### Input material
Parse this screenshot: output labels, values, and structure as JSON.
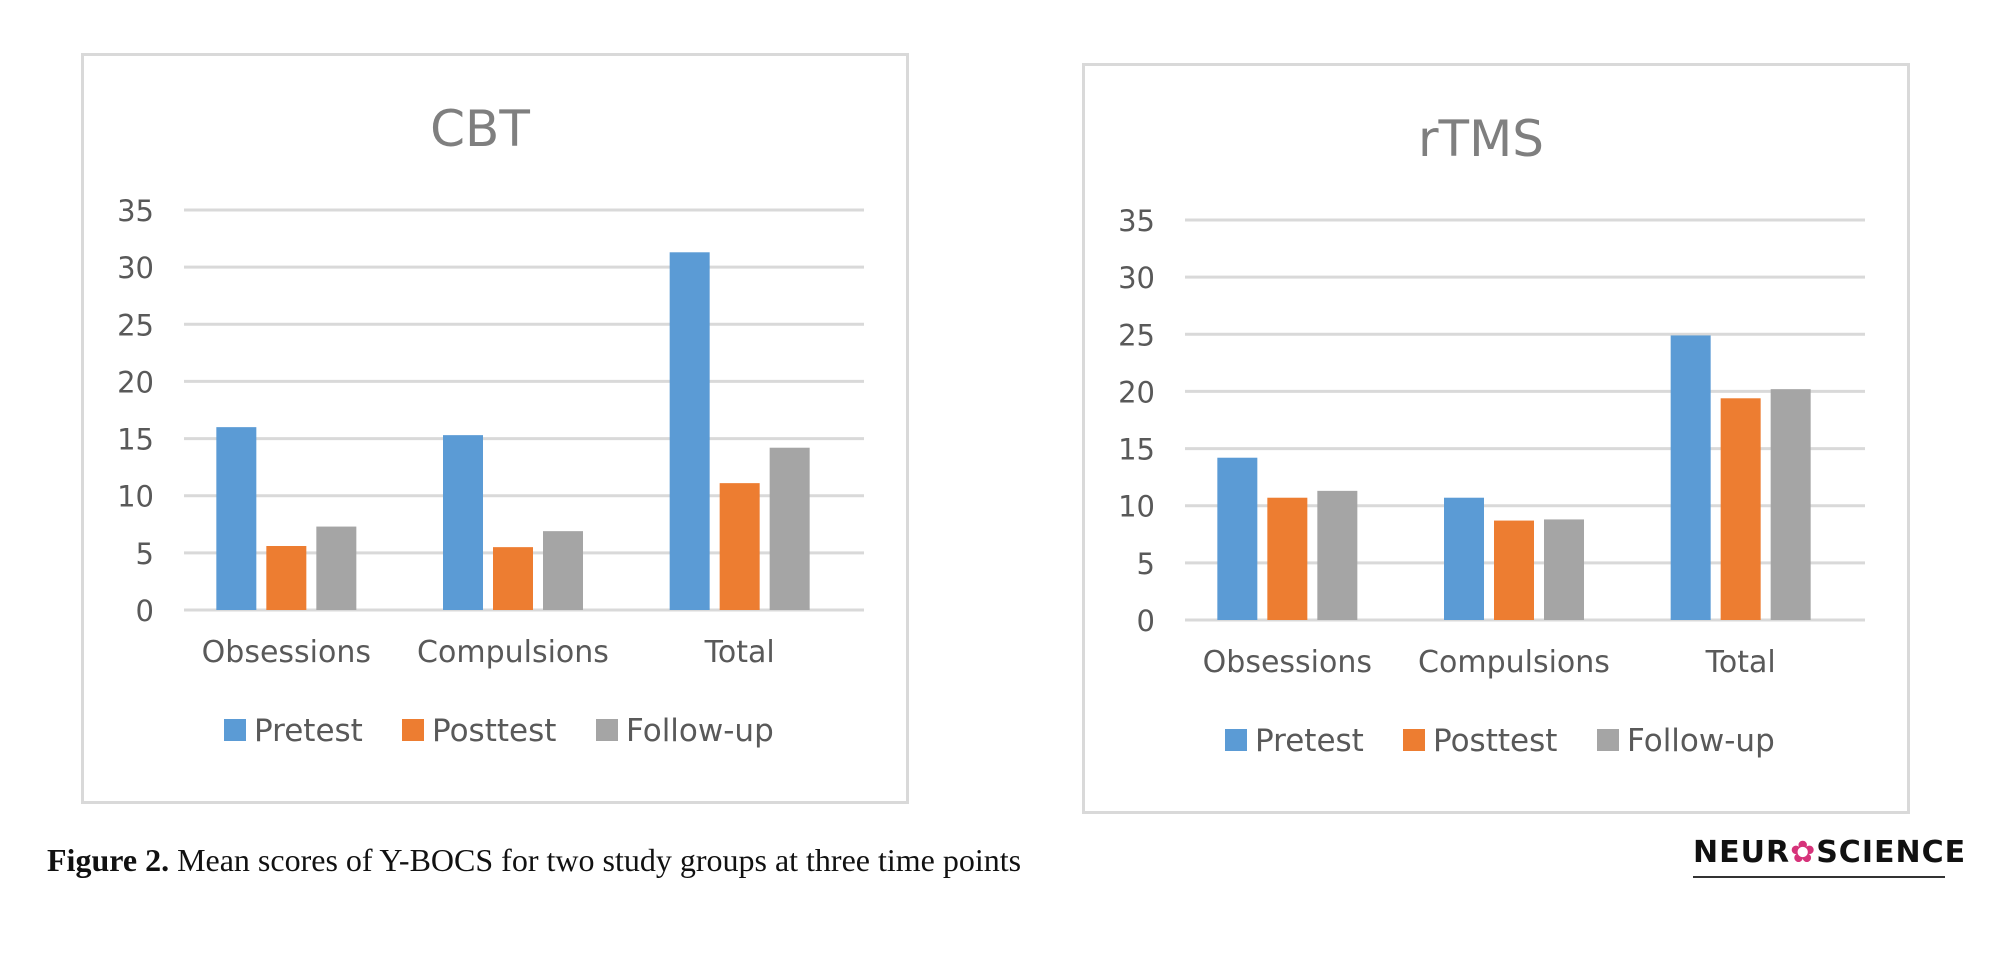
{
  "figure_caption": {
    "label": "Figure 2.",
    "text": " Mean scores of Y-BOCS for two study groups at three time points"
  },
  "logo": {
    "text_before": "NEUR",
    "icon": "neuron-icon",
    "text_after": "SCIENCE"
  },
  "colors": {
    "pretest": "#5b9bd5",
    "posttest": "#ed7d31",
    "followup": "#a5a5a5",
    "grid": "#d9d9d9"
  },
  "chart_data": [
    {
      "type": "bar",
      "title": "CBT",
      "categories": [
        "Obsessions",
        "Compulsions",
        "Total"
      ],
      "series": [
        {
          "name": "Pretest",
          "values": [
            16.0,
            15.3,
            31.3
          ]
        },
        {
          "name": "Posttest",
          "values": [
            5.6,
            5.5,
            11.1
          ]
        },
        {
          "name": "Follow-up",
          "values": [
            7.3,
            6.9,
            14.2
          ]
        }
      ],
      "ylim": [
        0,
        35
      ],
      "yticks": [
        0,
        5,
        10,
        15,
        20,
        25,
        30,
        35
      ],
      "grid": true,
      "legend_position": "bottom"
    },
    {
      "type": "bar",
      "title": "rTMS",
      "categories": [
        "Obsessions",
        "Compulsions",
        "Total"
      ],
      "series": [
        {
          "name": "Pretest",
          "values": [
            14.2,
            10.7,
            24.9
          ]
        },
        {
          "name": "Posttest",
          "values": [
            10.7,
            8.7,
            19.4
          ]
        },
        {
          "name": "Follow-up",
          "values": [
            11.3,
            8.8,
            20.2
          ]
        }
      ],
      "ylim": [
        0,
        35
      ],
      "yticks": [
        0,
        5,
        10,
        15,
        20,
        25,
        30,
        35
      ],
      "grid": true,
      "legend_position": "bottom"
    }
  ]
}
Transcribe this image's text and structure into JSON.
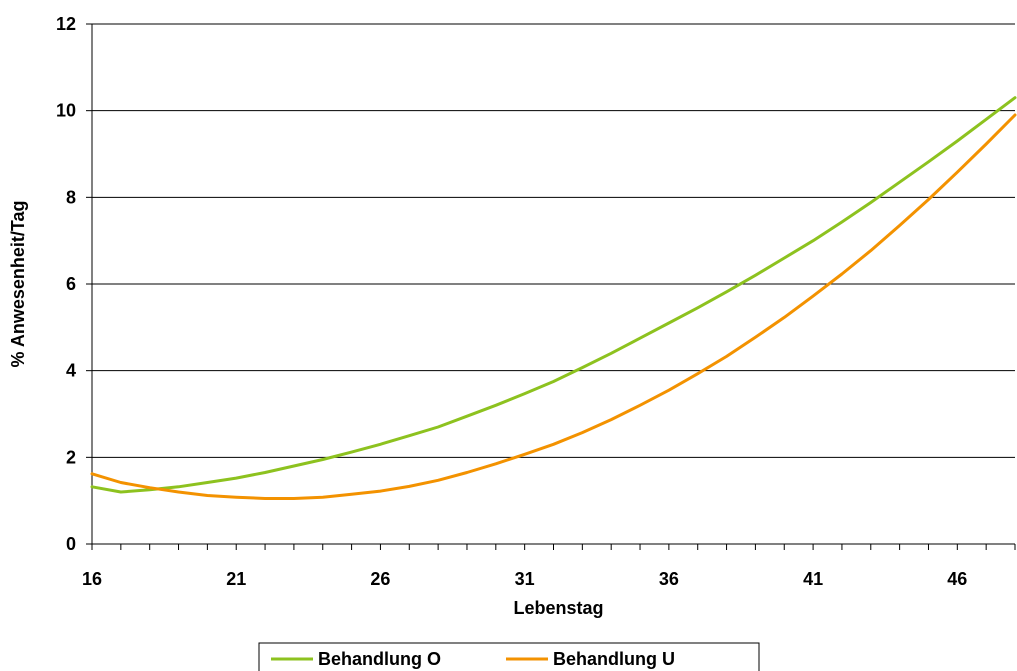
{
  "chart_data": {
    "type": "line",
    "title": "",
    "xlabel": "Lebenstag",
    "ylabel": "% Anwesenheit/Tag",
    "xlim": [
      16,
      48
    ],
    "ylim": [
      0,
      12
    ],
    "x_ticks": [
      "16",
      "21",
      "26",
      "31",
      "36",
      "41",
      "46"
    ],
    "y_ticks": [
      "0",
      "2",
      "4",
      "6",
      "8",
      "10",
      "12"
    ],
    "grid": "horizontal",
    "legend_position": "bottom",
    "x": [
      16,
      17,
      18,
      19,
      20,
      21,
      22,
      23,
      24,
      25,
      26,
      27,
      28,
      29,
      30,
      31,
      32,
      33,
      34,
      35,
      36,
      37,
      38,
      39,
      40,
      41,
      42,
      43,
      44,
      45,
      46,
      47,
      48
    ],
    "series": [
      {
        "name": "Behandlung O",
        "color": "#8dc21f",
        "values": [
          1.32,
          1.2,
          1.25,
          1.32,
          1.42,
          1.52,
          1.65,
          1.8,
          1.95,
          2.12,
          2.3,
          2.5,
          2.7,
          2.95,
          3.2,
          3.47,
          3.75,
          4.07,
          4.4,
          4.75,
          5.1,
          5.45,
          5.82,
          6.2,
          6.6,
          7.0,
          7.43,
          7.88,
          8.35,
          8.82,
          9.3,
          9.8,
          10.3
        ]
      },
      {
        "name": "Behandlung U",
        "color": "#f39200",
        "values": [
          1.62,
          1.42,
          1.3,
          1.2,
          1.12,
          1.08,
          1.05,
          1.05,
          1.08,
          1.15,
          1.22,
          1.33,
          1.47,
          1.65,
          1.85,
          2.07,
          2.3,
          2.57,
          2.87,
          3.2,
          3.55,
          3.93,
          4.33,
          4.77,
          5.23,
          5.72,
          6.23,
          6.77,
          7.35,
          7.95,
          8.58,
          9.23,
          9.9
        ]
      }
    ]
  }
}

### Problem to solve
Pictures excluded, quote all the data above exactly.

### Written answer
Parse this screenshot: output labels, values, and structure as JSON.
{
  "figure_caption": {
    "label": "Figure 2.",
    "text": " Mean scores of Y-BOCS for two study groups at three time points"
  },
  "logo": {
    "text_before": "NEUR",
    "icon": "neuron-icon",
    "text_after": "SCIENCE"
  },
  "colors": {
    "pretest": "#5b9bd5",
    "posttest": "#ed7d31",
    "followup": "#a5a5a5",
    "grid": "#d9d9d9"
  },
  "chart_data": [
    {
      "type": "bar",
      "title": "CBT",
      "categories": [
        "Obsessions",
        "Compulsions",
        "Total"
      ],
      "series": [
        {
          "name": "Pretest",
          "values": [
            16.0,
            15.3,
            31.3
          ]
        },
        {
          "name": "Posttest",
          "values": [
            5.6,
            5.5,
            11.1
          ]
        },
        {
          "name": "Follow-up",
          "values": [
            7.3,
            6.9,
            14.2
          ]
        }
      ],
      "ylim": [
        0,
        35
      ],
      "yticks": [
        0,
        5,
        10,
        15,
        20,
        25,
        30,
        35
      ],
      "grid": true,
      "legend_position": "bottom"
    },
    {
      "type": "bar",
      "title": "rTMS",
      "categories": [
        "Obsessions",
        "Compulsions",
        "Total"
      ],
      "series": [
        {
          "name": "Pretest",
          "values": [
            14.2,
            10.7,
            24.9
          ]
        },
        {
          "name": "Posttest",
          "values": [
            10.7,
            8.7,
            19.4
          ]
        },
        {
          "name": "Follow-up",
          "values": [
            11.3,
            8.8,
            20.2
          ]
        }
      ],
      "ylim": [
        0,
        35
      ],
      "yticks": [
        0,
        5,
        10,
        15,
        20,
        25,
        30,
        35
      ],
      "grid": true,
      "legend_position": "bottom"
    }
  ]
}
Transcribe this image's text and structure into JSON.
{
  "chart_data": {
    "type": "line",
    "title": "",
    "xlabel": "Lebenstag",
    "ylabel": "% Anwesenheit/Tag",
    "xlim": [
      16,
      48
    ],
    "ylim": [
      0,
      12
    ],
    "x_ticks": [
      "16",
      "21",
      "26",
      "31",
      "36",
      "41",
      "46"
    ],
    "y_ticks": [
      "0",
      "2",
      "4",
      "6",
      "8",
      "10",
      "12"
    ],
    "grid": "horizontal",
    "legend_position": "bottom",
    "x": [
      16,
      17,
      18,
      19,
      20,
      21,
      22,
      23,
      24,
      25,
      26,
      27,
      28,
      29,
      30,
      31,
      32,
      33,
      34,
      35,
      36,
      37,
      38,
      39,
      40,
      41,
      42,
      43,
      44,
      45,
      46,
      47,
      48
    ],
    "series": [
      {
        "name": "Behandlung O",
        "color": "#8dc21f",
        "values": [
          1.32,
          1.2,
          1.25,
          1.32,
          1.42,
          1.52,
          1.65,
          1.8,
          1.95,
          2.12,
          2.3,
          2.5,
          2.7,
          2.95,
          3.2,
          3.47,
          3.75,
          4.07,
          4.4,
          4.75,
          5.1,
          5.45,
          5.82,
          6.2,
          6.6,
          7.0,
          7.43,
          7.88,
          8.35,
          8.82,
          9.3,
          9.8,
          10.3
        ]
      },
      {
        "name": "Behandlung U",
        "color": "#f39200",
        "values": [
          1.62,
          1.42,
          1.3,
          1.2,
          1.12,
          1.08,
          1.05,
          1.05,
          1.08,
          1.15,
          1.22,
          1.33,
          1.47,
          1.65,
          1.85,
          2.07,
          2.3,
          2.57,
          2.87,
          3.2,
          3.55,
          3.93,
          4.33,
          4.77,
          5.23,
          5.72,
          6.23,
          6.77,
          7.35,
          7.95,
          8.58,
          9.23,
          9.9
        ]
      }
    ]
  }
}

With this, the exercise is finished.